§ WRITTEN TASK
How many lines of the records hold the string "vegetables"? Reply with the number alone.

§ Data entries

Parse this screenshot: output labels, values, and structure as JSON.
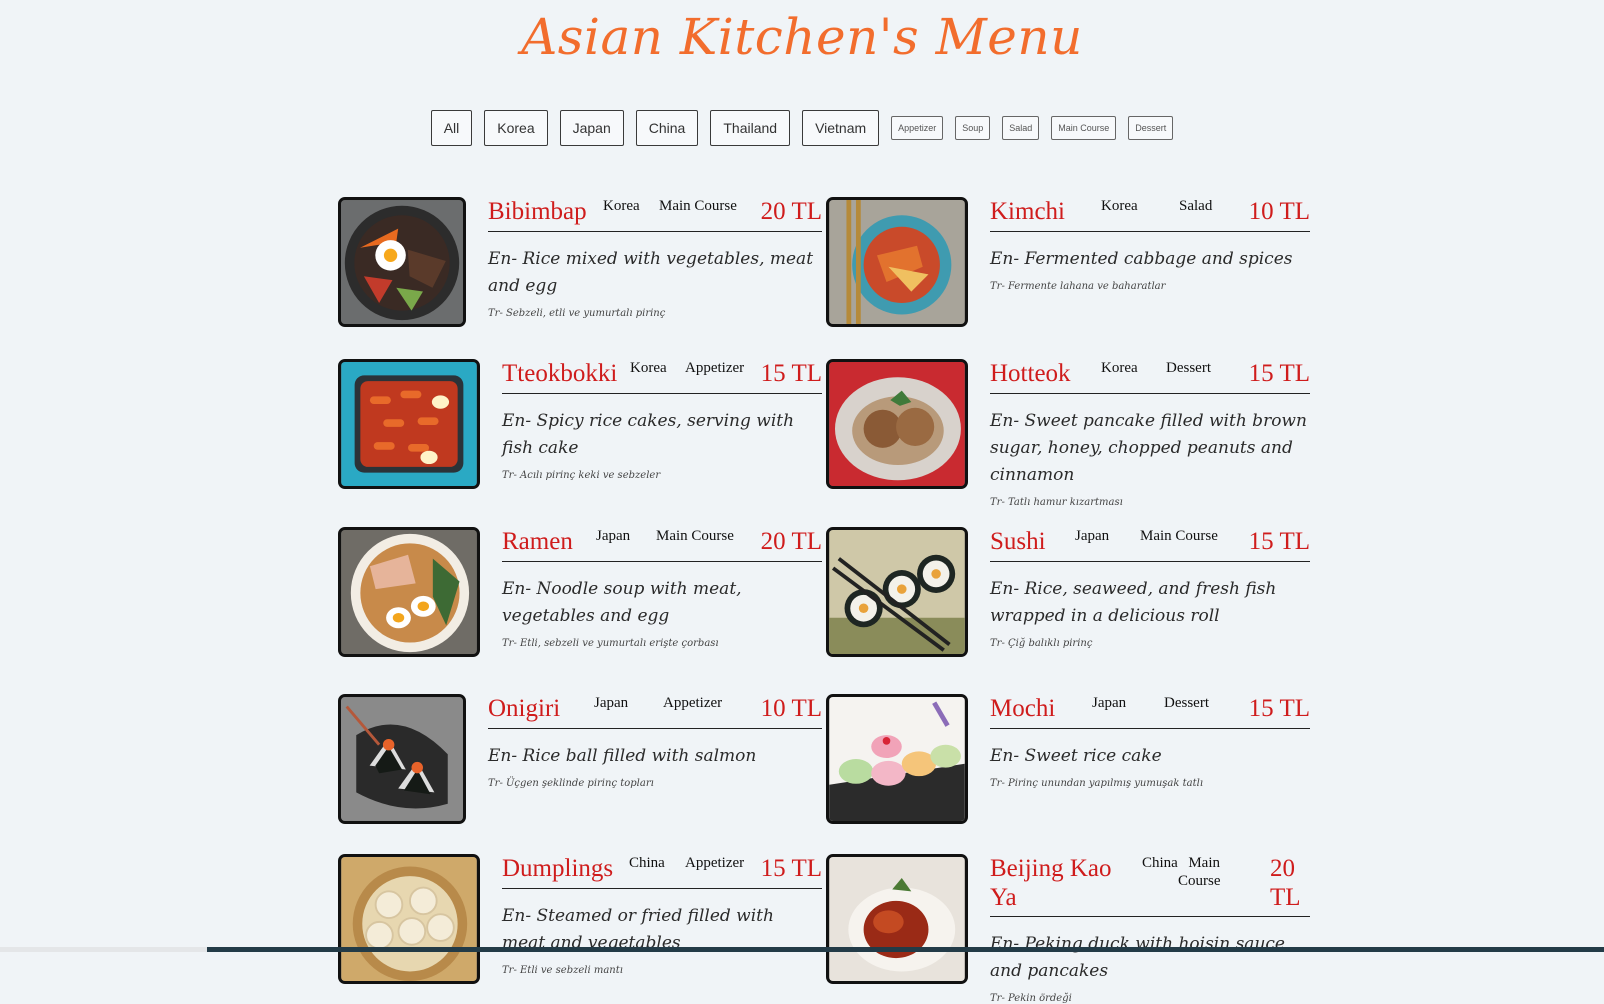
{
  "title": "Asian Kitchen's Menu",
  "filters": {
    "countries": [
      "All",
      "Korea",
      "Japan",
      "China",
      "Thailand",
      "Vietnam"
    ],
    "categories": [
      "Appetizer",
      "Soup",
      "Salad",
      "Main Course",
      "Dessert"
    ]
  },
  "items": [
    {
      "name": "Bibimbap",
      "country": "Korea",
      "category": "Main Course",
      "price": "20 TL",
      "en": "En- Rice mixed with vegetables, meat and egg",
      "tr": "Tr- Sebzeli, etli ve yumurtalı pirinç"
    },
    {
      "name": "Kimchi",
      "country": "Korea",
      "category": "Salad",
      "price": "10 TL",
      "en": "En- Fermented cabbage and spices",
      "tr": "Tr- Fermente lahana ve baharatlar"
    },
    {
      "name": "Tteokbokki",
      "country": "Korea",
      "category": "Appetizer",
      "price": "15 TL",
      "en": "En- Spicy rice cakes, serving with fish cake",
      "tr": "Tr- Acılı pirinç keki ve sebzeler"
    },
    {
      "name": "Hotteok",
      "country": "Korea",
      "category": "Dessert",
      "price": "15 TL",
      "en": "En- Sweet pancake filled with brown sugar, honey, chopped peanuts and cinnamon",
      "tr": "Tr- Tatlı hamur kızartması"
    },
    {
      "name": "Ramen",
      "country": "Japan",
      "category": "Main Course",
      "price": "20 TL",
      "en": "En- Noodle soup with meat, vegetables and egg",
      "tr": "Tr- Etli, sebzeli ve yumurtalı erişte çorbası"
    },
    {
      "name": "Sushi",
      "country": "Japan",
      "category": "Main Course",
      "price": "15 TL",
      "en": "En- Rice, seaweed, and fresh fish wrapped in a delicious roll",
      "tr": "Tr- Çiğ balıklı pirinç"
    },
    {
      "name": "Onigiri",
      "country": "Japan",
      "category": "Appetizer",
      "price": "10 TL",
      "en": "En- Rice ball filled with salmon",
      "tr": "Tr- Üçgen şeklinde pirinç topları"
    },
    {
      "name": "Mochi",
      "country": "Japan",
      "category": "Dessert",
      "price": "15 TL",
      "en": "En- Sweet rice cake",
      "tr": "Tr- Pirinç unundan yapılmış yumuşak tatlı"
    },
    {
      "name": "Dumplings",
      "country": "China",
      "category": "Appetizer",
      "price": "15 TL",
      "en": "En- Steamed or fried filled with meat and vegetables",
      "tr": "Tr- Etli ve sebzeli mantı"
    },
    {
      "name": "Beijing Kao Ya",
      "country": "China",
      "category": "Main Course",
      "price": "20 TL",
      "en": "En- Peking duck with hoisin sauce and pancakes",
      "tr": "Tr- Pekin ördeği"
    }
  ],
  "colors": {
    "accent": "#f26d2d",
    "price": "#cf1c1c",
    "background": "#f0f4f7"
  }
}
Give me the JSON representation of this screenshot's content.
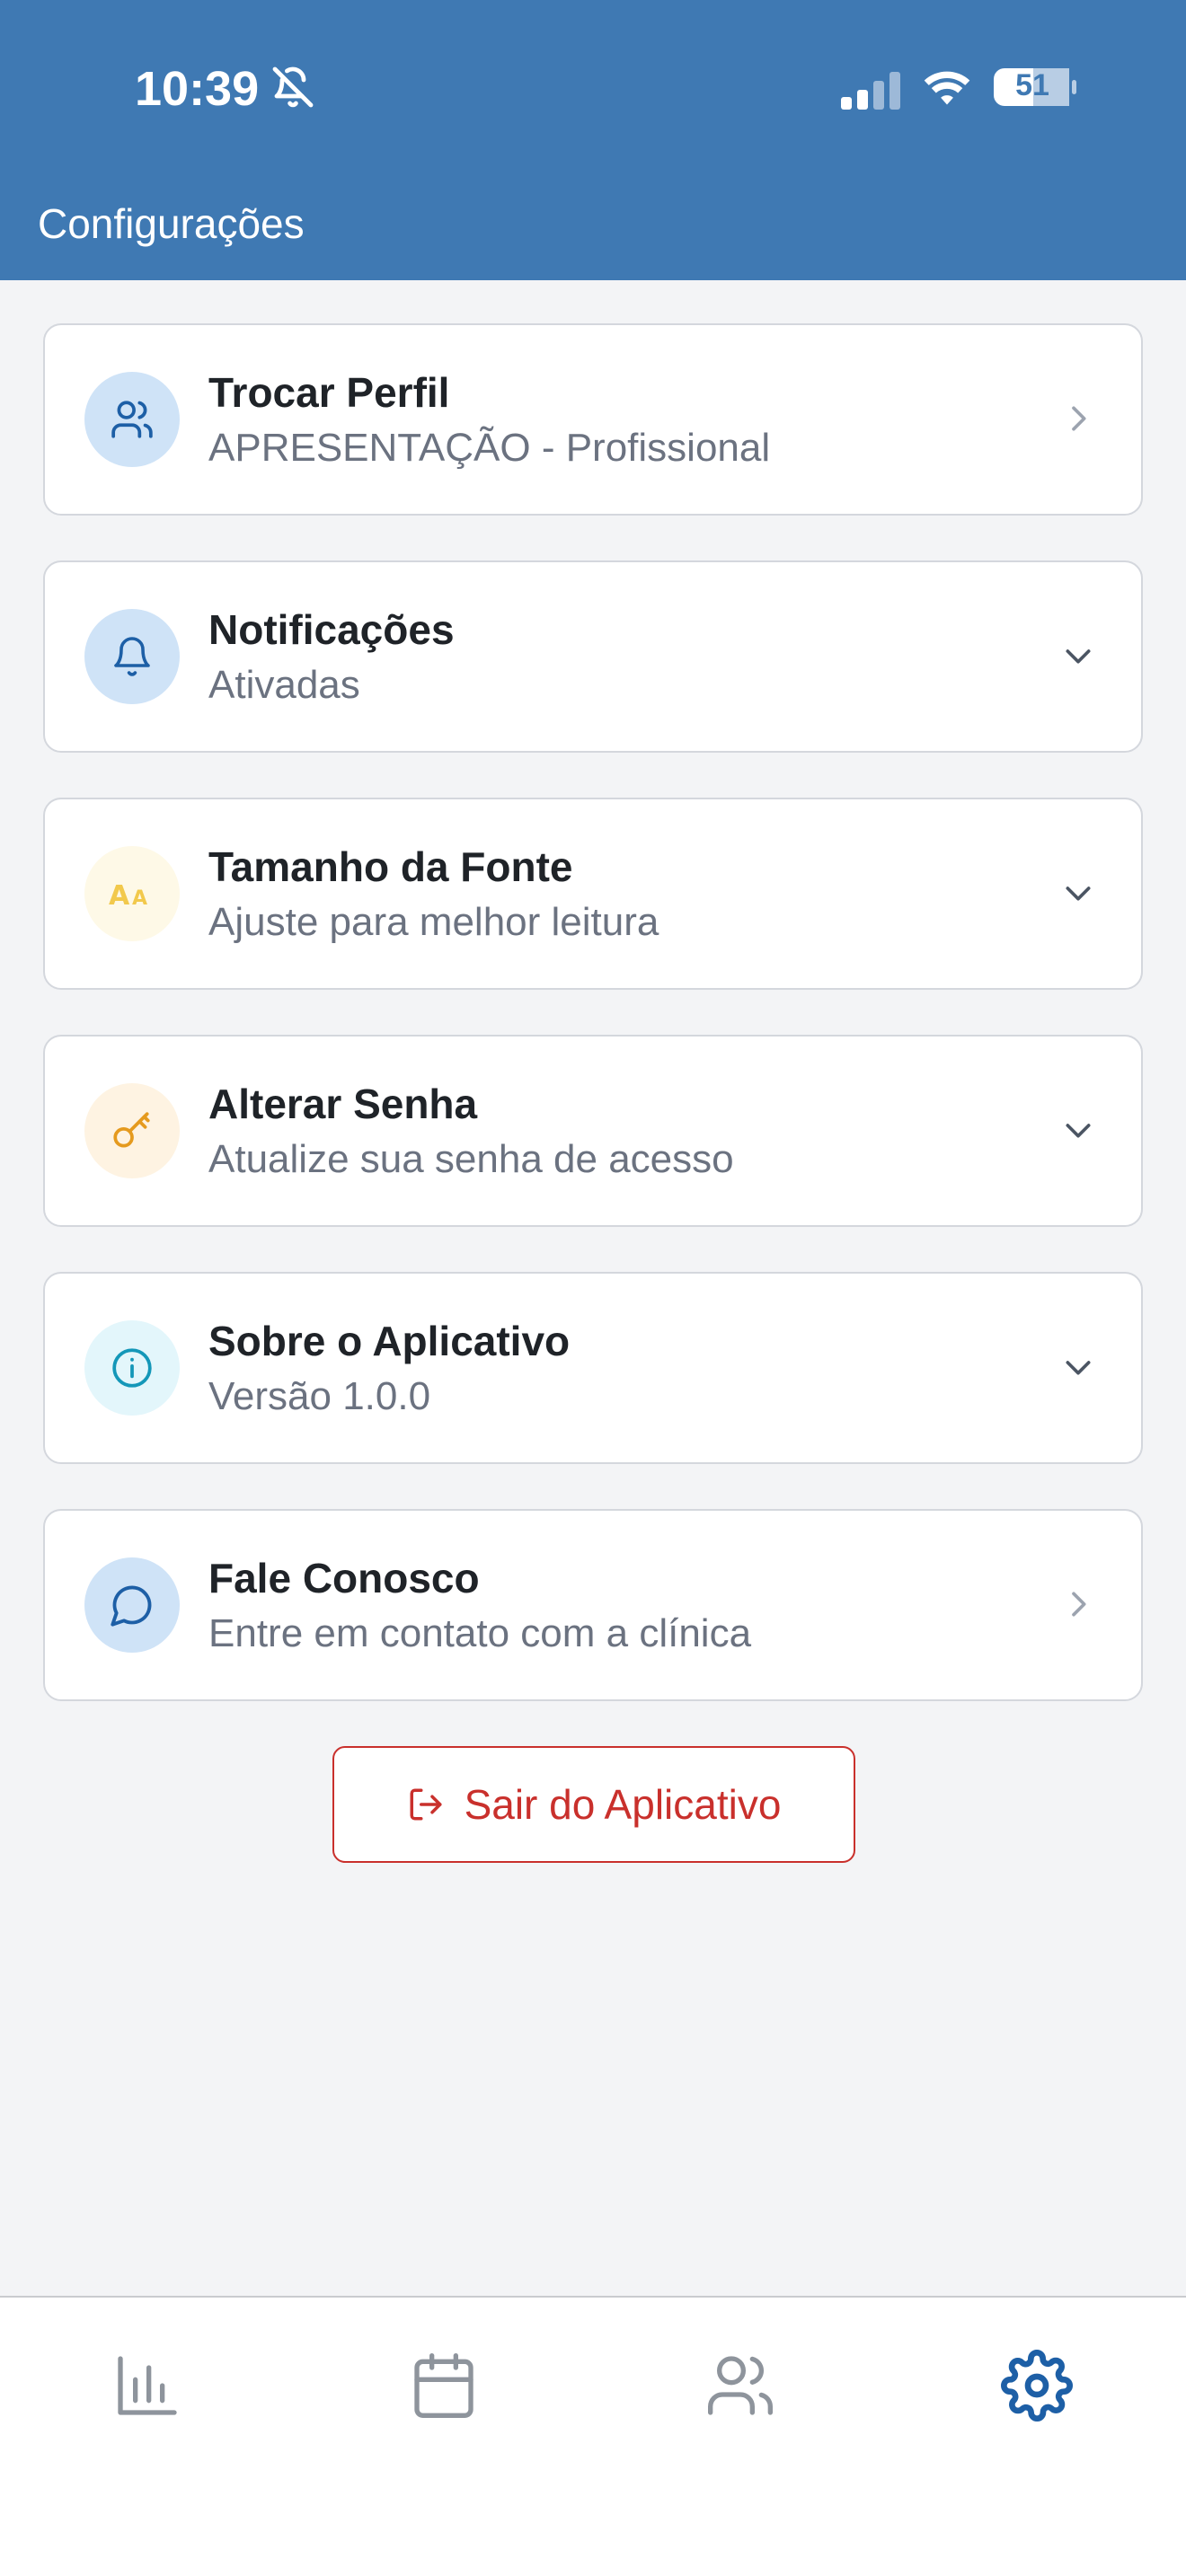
{
  "status_bar": {
    "time": "10:39",
    "battery": "51",
    "icons": [
      "bell-off-icon",
      "signal-icon",
      "wifi-icon",
      "battery-icon"
    ]
  },
  "header": {
    "title": "Configurações",
    "color": "#3F79B3"
  },
  "settings": [
    {
      "title": "Trocar Perfil",
      "subtitle": "APRESENTAÇÃO - Profissional",
      "icon": "users-icon",
      "action": "chevron-right-icon"
    },
    {
      "title": "Notificações",
      "subtitle": "Ativadas",
      "icon": "bell-icon",
      "action": "chevron-down-icon"
    },
    {
      "title": "Tamanho da Fonte",
      "subtitle": "Ajuste para melhor leitura",
      "icon": "font-size-icon",
      "action": "chevron-down-icon"
    },
    {
      "title": "Alterar Senha",
      "subtitle": "Atualize sua senha de acesso",
      "icon": "key-icon",
      "action": "chevron-down-icon"
    },
    {
      "title": "Sobre o Aplicativo",
      "subtitle": "Versão 1.0.0",
      "icon": "info-icon",
      "action": "chevron-down-icon"
    },
    {
      "title": "Fale Conosco",
      "subtitle": "Entre em contato com a clínica",
      "icon": "chat-icon",
      "action": "chevron-right-icon"
    }
  ],
  "logout": {
    "label": "Sair do Aplicativo",
    "icon": "logout-icon",
    "color": "#C9302C"
  },
  "tabbar": {
    "items": [
      "chart-icon",
      "calendar-icon",
      "users-icon",
      "settings-icon"
    ],
    "active": "settings-icon",
    "active_color": "#1D5FA6"
  }
}
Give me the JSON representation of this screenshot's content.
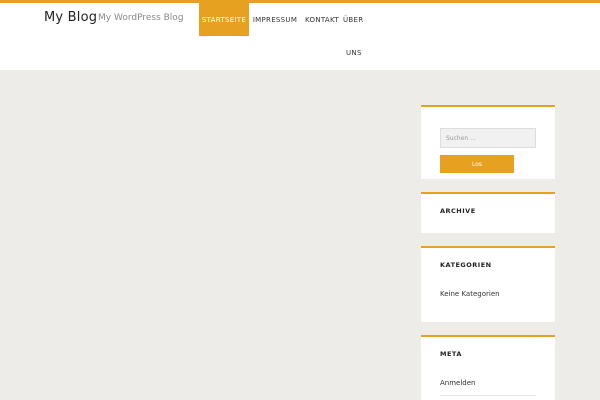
{
  "site": {
    "title": "My Blog",
    "tagline": "My WordPress Blog"
  },
  "nav": {
    "startseite": "STARTSEITE",
    "impressum": "IMPRESSUM",
    "kontakt": "KONTAKT",
    "ueber": "ÜBER",
    "uns": "UNS"
  },
  "sidebar": {
    "search": {
      "placeholder": "Suchen …",
      "button_label": "Los"
    },
    "archive": {
      "title": "ARCHIVE"
    },
    "kategorien": {
      "title": "KATEGORIEN",
      "empty_text": "Keine Kategorien"
    },
    "meta": {
      "title": "META",
      "items": [
        "Anmelden"
      ]
    }
  },
  "colors": {
    "accent": "#e6a120",
    "page_bg": "#eeece8",
    "header_bg": "#ffffff"
  }
}
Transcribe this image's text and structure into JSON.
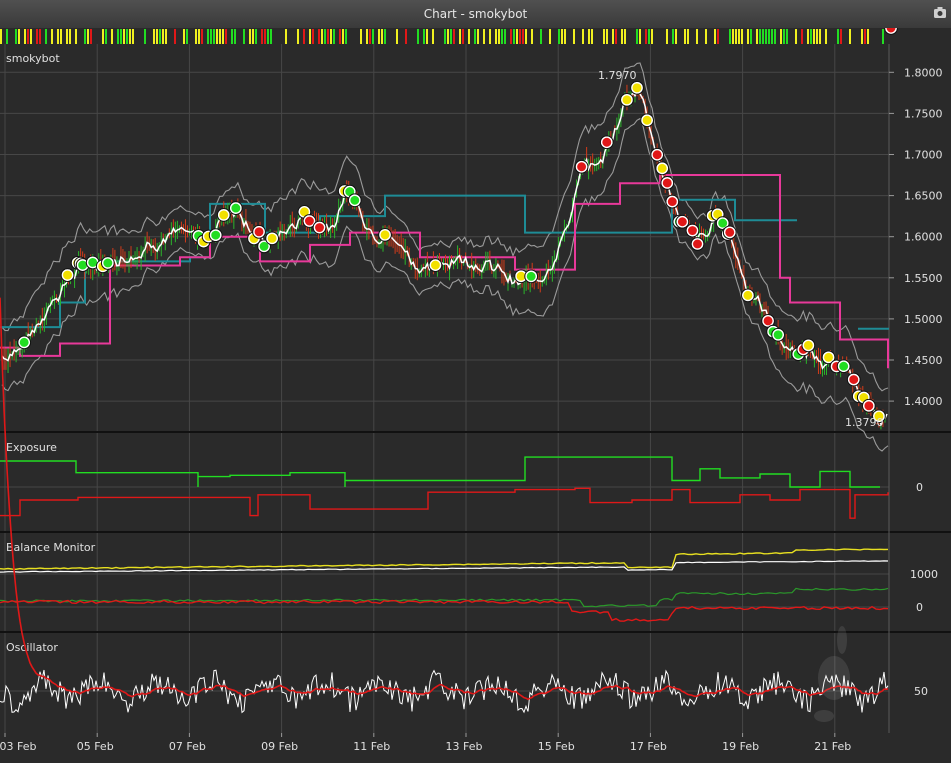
{
  "window": {
    "title": "Chart - smokybot"
  },
  "icons": {
    "camera": "camera-icon"
  },
  "panels": {
    "price": {
      "label": "smokybot",
      "high_label": "1.7970",
      "low_label": "1.3790",
      "ticks": [
        "1.8000",
        "1.7500",
        "1.7000",
        "1.6500",
        "1.6000",
        "1.5500",
        "1.5000",
        "1.4500",
        "1.4000"
      ]
    },
    "exposure": {
      "label": "Exposure",
      "ticks": [
        "0"
      ]
    },
    "balance": {
      "label": "Balance Monitor",
      "ticks": [
        "1000",
        "0"
      ]
    },
    "oscillator": {
      "label": "Oscillator",
      "ticks": [
        "50"
      ]
    }
  },
  "x_axis": {
    "dates": [
      "03 Feb",
      "05 Feb",
      "07 Feb",
      "09 Feb",
      "11 Feb",
      "13 Feb",
      "15 Feb",
      "17 Feb",
      "19 Feb",
      "21 Feb"
    ]
  },
  "colors": {
    "background": "#2a2a2a",
    "grid": "#474747",
    "price_line": "#ffffff",
    "band": "#9a9a9a",
    "upper_step": "#1e8c96",
    "lower_step": "#e8399a",
    "long": "#22dd22",
    "short": "#e01818",
    "balance_yellow": "#e8e020",
    "balance_white": "#ffffff",
    "balance_green": "#2a9a2a",
    "balance_red": "#e01818",
    "osc_white": "#ffffff",
    "osc_red": "#e01818"
  },
  "chart_data": {
    "type": "line",
    "title": "smokybot",
    "x": [
      "03 Feb",
      "05 Feb",
      "07 Feb",
      "09 Feb",
      "11 Feb",
      "13 Feb",
      "15 Feb",
      "17 Feb",
      "19 Feb",
      "21 Feb"
    ],
    "ylim": [
      1.37,
      1.81
    ],
    "series": [
      {
        "values": [
          1.455,
          1.565,
          1.6,
          1.595,
          1.61,
          1.575,
          1.56,
          1.71,
          1.59,
          1.46,
          1.379
        ]
      }
    ],
    "annotations": [
      "1.7970",
      "1.3790"
    ]
  }
}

§ RESPONSE BELOW
3